BEGIN INPUT

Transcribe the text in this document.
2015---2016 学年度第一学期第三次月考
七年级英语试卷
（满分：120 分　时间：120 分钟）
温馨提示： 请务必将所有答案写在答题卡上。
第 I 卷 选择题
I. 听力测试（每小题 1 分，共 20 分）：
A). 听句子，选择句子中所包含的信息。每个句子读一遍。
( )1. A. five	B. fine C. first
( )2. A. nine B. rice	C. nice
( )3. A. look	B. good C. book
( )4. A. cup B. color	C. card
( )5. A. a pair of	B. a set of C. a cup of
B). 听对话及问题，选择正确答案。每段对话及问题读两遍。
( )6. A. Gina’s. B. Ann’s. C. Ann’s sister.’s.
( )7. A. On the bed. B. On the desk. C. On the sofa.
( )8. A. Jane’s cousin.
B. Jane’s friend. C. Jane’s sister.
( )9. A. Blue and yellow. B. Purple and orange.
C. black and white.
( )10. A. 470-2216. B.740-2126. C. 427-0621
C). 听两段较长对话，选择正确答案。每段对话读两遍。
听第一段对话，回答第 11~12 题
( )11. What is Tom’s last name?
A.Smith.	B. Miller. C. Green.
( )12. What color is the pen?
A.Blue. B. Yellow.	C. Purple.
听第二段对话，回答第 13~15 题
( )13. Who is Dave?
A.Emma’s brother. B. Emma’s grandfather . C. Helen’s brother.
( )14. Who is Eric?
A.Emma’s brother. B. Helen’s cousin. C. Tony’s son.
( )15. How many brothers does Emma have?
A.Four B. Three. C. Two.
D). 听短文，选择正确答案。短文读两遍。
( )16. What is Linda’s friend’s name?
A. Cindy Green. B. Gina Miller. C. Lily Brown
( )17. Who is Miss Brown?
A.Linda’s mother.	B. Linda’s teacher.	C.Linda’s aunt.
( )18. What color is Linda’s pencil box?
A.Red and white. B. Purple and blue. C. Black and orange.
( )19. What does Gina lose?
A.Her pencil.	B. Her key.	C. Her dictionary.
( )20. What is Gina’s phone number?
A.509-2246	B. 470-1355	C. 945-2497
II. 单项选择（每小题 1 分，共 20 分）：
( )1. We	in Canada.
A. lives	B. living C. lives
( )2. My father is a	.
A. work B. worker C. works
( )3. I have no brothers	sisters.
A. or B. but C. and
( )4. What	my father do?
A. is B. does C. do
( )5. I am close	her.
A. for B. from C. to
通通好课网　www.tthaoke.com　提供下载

END INPUT

BRIEF:
Scan the data above and copy every line with "does" in it.

RESPONSE:
( )15. How many brothers does Emma have?
( )19. What does Gina lose?
A. is B. does C. do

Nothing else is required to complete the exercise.